_THE TASK:_
Count how many lines in the material below hold the word "position"; the reply is that number alone.

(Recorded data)
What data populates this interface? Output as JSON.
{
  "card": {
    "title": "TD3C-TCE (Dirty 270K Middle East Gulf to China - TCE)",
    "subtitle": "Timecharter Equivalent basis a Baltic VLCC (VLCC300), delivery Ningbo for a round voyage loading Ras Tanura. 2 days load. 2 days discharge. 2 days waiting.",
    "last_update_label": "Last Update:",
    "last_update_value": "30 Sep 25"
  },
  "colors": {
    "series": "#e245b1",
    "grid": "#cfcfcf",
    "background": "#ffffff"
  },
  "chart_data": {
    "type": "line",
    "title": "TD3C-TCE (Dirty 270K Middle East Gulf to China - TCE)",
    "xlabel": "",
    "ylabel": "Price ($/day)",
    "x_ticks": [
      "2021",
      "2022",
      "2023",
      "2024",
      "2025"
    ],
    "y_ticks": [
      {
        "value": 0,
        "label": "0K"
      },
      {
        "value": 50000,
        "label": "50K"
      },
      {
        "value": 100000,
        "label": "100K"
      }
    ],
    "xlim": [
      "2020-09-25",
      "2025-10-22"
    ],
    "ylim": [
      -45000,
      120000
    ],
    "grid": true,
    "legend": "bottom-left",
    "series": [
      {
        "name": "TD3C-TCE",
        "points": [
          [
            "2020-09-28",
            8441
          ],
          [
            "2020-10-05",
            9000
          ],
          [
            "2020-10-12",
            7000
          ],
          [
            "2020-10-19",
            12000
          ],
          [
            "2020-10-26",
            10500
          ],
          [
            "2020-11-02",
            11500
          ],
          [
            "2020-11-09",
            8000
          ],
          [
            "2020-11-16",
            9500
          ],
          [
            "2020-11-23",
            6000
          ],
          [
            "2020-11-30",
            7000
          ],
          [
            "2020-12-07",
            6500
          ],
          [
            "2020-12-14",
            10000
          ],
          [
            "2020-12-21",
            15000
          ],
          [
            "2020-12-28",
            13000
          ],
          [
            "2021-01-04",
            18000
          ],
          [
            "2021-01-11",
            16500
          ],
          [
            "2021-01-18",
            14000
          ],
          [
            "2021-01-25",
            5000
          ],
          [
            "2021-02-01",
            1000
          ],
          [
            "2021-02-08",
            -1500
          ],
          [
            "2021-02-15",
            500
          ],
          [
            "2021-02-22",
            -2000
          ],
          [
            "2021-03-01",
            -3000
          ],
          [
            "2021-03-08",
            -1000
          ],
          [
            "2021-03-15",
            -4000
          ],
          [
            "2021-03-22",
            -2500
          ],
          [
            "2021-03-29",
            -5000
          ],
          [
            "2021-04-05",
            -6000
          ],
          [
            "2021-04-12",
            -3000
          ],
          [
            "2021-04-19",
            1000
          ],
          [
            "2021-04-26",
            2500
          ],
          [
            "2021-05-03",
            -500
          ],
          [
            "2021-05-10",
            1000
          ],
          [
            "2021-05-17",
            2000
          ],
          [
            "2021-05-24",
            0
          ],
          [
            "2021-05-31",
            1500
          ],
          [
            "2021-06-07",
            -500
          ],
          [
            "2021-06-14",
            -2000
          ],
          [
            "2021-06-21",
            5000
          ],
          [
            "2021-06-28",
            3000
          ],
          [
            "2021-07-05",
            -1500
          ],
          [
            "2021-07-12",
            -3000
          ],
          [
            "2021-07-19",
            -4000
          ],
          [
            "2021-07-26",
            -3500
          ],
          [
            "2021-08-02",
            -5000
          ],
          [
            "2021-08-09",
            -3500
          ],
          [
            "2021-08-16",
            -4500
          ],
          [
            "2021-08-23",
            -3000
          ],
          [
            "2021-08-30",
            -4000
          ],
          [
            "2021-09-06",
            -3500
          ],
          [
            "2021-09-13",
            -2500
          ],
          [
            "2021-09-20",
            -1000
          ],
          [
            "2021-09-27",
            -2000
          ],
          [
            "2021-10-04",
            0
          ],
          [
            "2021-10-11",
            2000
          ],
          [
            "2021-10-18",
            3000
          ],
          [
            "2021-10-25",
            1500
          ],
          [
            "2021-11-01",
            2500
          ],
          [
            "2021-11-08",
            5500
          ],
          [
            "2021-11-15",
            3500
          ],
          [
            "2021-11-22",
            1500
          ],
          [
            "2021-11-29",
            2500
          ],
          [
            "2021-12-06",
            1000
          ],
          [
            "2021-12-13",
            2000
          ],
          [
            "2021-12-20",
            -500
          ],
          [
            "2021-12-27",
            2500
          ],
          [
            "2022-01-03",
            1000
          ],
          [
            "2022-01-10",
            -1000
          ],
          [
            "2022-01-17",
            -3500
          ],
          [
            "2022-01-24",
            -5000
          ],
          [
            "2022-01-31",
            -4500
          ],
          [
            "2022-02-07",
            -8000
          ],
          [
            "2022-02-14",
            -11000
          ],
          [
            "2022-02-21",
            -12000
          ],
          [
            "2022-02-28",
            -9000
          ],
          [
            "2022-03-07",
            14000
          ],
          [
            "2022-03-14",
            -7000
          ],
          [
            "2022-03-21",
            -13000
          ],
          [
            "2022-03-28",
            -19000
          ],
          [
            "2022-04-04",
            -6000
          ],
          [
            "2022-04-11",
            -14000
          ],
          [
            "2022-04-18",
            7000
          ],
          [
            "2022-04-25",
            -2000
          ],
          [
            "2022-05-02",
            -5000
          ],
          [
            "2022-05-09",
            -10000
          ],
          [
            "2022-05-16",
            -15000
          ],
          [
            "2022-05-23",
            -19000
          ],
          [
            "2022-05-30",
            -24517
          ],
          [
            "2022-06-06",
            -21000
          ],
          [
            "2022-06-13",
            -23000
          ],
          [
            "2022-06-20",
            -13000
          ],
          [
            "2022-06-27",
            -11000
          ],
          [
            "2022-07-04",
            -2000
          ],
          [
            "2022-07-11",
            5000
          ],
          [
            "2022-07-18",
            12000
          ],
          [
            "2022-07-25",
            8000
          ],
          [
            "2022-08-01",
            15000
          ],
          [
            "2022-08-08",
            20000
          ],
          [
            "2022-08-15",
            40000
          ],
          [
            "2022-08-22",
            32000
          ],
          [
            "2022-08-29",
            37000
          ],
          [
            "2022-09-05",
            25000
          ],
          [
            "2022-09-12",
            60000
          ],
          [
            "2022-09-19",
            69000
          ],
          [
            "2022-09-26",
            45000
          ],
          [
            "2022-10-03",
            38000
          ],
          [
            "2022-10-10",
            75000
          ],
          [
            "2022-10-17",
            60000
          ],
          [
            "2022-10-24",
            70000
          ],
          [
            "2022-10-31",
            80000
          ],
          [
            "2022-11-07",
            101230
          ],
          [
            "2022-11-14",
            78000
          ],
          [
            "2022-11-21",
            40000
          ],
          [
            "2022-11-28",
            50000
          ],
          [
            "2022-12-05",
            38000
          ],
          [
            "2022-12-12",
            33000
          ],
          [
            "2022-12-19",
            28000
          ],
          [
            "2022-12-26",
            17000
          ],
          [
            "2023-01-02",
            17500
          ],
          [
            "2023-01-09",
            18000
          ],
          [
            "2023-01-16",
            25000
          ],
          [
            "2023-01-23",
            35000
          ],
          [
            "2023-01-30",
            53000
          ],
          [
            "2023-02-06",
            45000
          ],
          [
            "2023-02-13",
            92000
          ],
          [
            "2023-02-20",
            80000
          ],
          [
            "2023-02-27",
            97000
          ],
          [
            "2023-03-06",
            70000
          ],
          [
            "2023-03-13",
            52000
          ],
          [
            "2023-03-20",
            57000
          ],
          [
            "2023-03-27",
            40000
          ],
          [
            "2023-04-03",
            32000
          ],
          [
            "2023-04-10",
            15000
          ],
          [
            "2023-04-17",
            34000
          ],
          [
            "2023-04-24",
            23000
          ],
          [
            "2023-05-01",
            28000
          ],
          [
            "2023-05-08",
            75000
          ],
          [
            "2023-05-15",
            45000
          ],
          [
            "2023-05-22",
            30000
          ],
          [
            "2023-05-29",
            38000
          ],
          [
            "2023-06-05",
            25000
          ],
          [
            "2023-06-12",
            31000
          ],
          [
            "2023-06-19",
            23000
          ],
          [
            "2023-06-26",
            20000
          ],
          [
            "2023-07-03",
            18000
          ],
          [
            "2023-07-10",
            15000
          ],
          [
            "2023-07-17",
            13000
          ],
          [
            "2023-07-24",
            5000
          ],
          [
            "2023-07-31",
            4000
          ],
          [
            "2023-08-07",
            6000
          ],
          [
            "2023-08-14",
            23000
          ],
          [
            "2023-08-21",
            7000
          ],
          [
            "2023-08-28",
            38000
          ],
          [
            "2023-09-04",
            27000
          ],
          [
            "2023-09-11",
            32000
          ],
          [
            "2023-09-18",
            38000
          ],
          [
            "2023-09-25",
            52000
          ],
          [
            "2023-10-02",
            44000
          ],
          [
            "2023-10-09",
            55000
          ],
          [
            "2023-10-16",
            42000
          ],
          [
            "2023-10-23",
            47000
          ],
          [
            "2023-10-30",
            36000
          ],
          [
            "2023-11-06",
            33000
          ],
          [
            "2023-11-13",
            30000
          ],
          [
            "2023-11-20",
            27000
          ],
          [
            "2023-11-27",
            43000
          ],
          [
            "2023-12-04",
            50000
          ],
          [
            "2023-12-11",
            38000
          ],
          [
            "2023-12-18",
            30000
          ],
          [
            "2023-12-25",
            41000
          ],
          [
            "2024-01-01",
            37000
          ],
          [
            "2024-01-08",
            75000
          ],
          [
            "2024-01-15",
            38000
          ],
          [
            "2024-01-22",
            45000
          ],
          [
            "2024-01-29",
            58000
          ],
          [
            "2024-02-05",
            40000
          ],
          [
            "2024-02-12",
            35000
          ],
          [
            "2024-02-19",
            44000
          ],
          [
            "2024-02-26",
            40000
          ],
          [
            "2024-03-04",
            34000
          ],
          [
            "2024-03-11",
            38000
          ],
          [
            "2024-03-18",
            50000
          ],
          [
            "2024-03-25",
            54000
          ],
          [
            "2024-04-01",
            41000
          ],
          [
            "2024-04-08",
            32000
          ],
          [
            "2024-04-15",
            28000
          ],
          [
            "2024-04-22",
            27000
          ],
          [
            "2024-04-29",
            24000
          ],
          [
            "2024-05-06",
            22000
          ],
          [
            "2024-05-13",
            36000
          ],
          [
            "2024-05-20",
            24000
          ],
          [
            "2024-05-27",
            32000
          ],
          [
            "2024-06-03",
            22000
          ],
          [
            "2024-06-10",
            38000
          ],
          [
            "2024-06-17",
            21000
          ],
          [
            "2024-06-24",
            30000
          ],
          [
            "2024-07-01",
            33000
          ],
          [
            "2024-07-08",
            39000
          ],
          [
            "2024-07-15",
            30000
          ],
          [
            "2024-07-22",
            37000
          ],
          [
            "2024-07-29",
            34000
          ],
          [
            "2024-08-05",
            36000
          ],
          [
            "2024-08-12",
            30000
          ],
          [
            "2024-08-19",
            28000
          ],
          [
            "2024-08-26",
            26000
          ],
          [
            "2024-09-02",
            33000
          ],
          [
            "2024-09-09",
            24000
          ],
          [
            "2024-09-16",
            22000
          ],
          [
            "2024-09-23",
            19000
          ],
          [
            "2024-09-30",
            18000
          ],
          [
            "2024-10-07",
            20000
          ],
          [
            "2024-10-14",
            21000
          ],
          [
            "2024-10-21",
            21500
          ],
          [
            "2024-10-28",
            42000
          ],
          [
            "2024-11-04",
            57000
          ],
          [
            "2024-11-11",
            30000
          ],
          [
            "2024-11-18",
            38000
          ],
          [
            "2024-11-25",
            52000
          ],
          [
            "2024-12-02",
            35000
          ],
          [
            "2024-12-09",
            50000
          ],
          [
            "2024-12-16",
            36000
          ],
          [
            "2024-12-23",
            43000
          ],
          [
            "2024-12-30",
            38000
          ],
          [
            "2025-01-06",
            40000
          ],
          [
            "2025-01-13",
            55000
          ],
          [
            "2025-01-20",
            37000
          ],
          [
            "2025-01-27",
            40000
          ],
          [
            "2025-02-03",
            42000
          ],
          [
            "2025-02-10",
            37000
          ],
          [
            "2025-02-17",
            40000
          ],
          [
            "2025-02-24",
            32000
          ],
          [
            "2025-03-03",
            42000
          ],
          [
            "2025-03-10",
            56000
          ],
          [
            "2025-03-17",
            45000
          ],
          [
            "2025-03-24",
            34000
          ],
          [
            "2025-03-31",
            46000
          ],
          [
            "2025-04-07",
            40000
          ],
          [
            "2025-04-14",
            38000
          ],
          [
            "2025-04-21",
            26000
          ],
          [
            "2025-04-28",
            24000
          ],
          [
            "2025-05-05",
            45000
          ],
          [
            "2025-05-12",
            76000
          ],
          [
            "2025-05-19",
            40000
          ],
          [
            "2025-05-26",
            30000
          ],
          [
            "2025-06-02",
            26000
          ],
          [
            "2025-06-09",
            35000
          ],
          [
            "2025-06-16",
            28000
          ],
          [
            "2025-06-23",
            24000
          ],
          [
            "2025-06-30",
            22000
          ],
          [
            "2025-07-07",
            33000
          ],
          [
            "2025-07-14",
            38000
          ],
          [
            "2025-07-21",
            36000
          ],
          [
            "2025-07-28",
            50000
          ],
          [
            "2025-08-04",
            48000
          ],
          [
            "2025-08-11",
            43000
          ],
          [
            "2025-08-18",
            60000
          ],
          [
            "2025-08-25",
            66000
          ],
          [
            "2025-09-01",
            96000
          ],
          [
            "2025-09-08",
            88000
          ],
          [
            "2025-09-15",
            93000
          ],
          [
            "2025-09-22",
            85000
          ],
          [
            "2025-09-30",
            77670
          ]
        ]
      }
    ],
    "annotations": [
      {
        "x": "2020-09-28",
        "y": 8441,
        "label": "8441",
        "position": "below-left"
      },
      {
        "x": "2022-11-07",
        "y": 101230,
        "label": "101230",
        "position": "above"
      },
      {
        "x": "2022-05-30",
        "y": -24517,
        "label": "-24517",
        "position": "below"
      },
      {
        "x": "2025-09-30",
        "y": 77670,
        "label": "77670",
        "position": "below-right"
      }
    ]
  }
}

_TASK SOLUTION:_
4